DATASET RECORDS:
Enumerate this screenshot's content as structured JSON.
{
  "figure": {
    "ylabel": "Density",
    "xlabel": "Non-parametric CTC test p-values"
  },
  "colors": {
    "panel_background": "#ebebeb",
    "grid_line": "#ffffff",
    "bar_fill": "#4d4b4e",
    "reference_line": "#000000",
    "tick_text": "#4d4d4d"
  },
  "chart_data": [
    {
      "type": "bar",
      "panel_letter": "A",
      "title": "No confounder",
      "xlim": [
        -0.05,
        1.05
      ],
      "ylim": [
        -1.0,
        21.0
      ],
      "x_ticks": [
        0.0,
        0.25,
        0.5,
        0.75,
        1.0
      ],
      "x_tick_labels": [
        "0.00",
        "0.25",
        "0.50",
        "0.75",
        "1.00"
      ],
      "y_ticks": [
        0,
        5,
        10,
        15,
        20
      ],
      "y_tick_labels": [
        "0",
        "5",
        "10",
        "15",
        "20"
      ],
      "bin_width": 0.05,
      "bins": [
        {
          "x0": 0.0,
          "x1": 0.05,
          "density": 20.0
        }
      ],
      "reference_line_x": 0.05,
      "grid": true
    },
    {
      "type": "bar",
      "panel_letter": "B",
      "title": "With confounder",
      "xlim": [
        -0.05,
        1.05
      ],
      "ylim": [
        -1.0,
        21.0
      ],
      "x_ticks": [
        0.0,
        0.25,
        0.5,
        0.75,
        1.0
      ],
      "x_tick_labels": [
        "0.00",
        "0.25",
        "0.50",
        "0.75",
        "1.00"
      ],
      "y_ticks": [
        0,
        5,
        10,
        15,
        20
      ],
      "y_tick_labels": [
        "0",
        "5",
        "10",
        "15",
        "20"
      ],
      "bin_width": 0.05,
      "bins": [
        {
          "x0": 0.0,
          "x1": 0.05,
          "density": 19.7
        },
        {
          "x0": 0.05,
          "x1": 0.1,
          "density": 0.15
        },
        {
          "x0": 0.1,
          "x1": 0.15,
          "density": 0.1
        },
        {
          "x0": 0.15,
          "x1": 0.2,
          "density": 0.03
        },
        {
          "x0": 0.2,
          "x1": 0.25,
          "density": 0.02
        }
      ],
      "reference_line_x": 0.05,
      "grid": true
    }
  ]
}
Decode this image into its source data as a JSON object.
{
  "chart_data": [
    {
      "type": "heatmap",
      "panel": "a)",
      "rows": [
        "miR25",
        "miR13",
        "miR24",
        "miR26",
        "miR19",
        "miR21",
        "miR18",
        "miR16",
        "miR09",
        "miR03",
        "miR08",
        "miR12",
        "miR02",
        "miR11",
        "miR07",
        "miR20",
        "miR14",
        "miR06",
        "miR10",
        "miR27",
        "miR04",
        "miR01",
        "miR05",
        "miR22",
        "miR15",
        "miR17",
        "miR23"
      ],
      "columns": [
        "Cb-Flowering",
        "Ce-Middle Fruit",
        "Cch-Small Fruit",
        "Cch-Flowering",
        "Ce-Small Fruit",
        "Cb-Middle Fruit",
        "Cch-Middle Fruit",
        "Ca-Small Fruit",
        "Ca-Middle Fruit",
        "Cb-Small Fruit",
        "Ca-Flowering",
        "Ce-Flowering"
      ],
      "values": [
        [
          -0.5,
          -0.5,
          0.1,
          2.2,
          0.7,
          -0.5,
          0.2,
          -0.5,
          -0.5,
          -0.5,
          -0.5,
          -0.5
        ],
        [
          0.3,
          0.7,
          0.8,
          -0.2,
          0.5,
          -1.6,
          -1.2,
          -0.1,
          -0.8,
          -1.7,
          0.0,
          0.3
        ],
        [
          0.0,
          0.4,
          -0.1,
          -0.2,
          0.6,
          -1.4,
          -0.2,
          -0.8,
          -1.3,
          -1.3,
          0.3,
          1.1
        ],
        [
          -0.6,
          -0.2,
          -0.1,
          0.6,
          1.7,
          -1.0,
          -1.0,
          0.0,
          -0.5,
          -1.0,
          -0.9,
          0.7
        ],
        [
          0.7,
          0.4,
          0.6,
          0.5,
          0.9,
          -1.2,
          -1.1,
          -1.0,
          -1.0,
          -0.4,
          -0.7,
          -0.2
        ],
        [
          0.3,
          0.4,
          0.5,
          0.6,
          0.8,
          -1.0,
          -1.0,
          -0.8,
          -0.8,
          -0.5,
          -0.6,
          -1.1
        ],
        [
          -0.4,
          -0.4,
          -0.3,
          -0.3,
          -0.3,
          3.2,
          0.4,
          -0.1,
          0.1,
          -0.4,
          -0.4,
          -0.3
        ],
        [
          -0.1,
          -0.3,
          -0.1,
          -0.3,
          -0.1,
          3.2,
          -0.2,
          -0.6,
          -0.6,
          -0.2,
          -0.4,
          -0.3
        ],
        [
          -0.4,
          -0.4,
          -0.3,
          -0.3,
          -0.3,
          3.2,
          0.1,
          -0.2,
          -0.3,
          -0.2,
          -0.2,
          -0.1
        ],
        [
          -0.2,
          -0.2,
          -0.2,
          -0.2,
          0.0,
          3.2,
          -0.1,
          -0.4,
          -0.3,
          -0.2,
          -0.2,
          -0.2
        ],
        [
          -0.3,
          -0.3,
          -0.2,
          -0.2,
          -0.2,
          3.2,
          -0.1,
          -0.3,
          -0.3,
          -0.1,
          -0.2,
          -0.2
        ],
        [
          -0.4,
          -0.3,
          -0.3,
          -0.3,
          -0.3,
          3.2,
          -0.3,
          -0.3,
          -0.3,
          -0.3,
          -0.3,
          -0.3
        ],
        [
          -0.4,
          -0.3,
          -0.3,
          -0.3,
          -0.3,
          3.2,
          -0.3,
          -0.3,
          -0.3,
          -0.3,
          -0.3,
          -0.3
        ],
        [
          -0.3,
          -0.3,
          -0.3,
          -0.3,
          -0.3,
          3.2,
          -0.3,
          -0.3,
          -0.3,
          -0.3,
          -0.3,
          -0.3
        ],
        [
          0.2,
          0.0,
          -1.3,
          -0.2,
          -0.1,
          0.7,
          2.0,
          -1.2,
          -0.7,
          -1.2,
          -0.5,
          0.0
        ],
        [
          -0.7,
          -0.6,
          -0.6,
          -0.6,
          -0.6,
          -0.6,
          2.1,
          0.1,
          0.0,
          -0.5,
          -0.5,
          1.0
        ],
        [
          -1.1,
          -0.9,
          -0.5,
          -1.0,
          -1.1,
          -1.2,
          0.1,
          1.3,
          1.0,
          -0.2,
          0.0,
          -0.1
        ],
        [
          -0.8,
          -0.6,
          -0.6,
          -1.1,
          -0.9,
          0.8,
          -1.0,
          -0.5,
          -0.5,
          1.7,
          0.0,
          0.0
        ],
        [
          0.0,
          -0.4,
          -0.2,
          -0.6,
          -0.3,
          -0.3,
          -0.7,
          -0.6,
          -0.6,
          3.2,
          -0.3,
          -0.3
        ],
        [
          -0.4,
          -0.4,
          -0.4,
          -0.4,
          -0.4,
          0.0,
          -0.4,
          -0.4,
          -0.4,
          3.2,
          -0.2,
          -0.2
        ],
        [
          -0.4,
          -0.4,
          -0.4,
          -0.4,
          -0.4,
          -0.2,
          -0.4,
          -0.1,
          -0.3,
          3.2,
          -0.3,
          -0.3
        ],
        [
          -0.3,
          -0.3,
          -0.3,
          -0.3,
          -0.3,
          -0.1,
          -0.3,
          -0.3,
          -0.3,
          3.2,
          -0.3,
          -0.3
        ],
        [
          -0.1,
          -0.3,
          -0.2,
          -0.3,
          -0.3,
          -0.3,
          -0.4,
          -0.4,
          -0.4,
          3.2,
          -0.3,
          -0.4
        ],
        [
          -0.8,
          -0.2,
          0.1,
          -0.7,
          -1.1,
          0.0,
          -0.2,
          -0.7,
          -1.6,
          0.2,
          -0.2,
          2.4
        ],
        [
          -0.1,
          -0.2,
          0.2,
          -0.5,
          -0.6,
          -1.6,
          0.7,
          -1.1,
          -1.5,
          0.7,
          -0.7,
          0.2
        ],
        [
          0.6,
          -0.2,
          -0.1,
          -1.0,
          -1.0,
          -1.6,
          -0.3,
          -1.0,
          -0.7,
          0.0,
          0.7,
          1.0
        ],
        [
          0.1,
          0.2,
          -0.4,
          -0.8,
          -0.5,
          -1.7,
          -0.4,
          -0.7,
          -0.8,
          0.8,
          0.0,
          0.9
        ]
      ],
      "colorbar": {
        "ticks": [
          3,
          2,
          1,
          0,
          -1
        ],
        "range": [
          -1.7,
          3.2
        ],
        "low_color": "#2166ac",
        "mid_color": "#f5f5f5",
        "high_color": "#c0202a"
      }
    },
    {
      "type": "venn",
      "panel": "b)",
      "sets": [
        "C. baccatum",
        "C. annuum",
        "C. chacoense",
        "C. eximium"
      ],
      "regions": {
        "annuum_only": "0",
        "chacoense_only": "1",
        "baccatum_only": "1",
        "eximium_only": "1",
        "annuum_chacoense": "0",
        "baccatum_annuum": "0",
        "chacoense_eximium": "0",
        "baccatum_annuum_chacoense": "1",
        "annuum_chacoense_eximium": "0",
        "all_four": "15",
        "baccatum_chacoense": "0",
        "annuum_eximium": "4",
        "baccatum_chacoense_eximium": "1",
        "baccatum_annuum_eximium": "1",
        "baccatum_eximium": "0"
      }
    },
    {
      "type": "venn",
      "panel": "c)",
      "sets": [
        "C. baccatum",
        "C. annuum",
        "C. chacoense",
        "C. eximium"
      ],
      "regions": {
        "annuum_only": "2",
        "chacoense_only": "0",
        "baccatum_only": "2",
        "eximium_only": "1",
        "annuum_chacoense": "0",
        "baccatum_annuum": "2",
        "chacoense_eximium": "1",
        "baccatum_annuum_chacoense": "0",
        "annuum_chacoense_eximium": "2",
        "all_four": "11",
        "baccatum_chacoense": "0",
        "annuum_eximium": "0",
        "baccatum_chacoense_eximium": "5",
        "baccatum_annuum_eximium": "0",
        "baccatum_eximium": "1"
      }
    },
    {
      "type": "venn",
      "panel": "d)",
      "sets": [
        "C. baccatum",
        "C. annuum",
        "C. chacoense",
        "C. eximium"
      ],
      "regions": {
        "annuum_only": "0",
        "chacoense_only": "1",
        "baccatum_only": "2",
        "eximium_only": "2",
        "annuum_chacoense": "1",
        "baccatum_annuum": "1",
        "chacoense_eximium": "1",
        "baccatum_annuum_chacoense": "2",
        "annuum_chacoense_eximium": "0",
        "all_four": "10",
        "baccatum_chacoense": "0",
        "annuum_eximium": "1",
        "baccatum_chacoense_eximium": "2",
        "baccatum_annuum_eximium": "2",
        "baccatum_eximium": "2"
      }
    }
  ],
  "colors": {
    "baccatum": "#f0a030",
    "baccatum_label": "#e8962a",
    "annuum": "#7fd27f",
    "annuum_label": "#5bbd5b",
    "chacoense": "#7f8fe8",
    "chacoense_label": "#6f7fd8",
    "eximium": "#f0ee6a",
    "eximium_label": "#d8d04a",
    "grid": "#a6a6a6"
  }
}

EXERCISE BRIEF: Say how many lines contain "Middle", and give nothing but that number.

SOLUTION TO THE EXERCISE: 4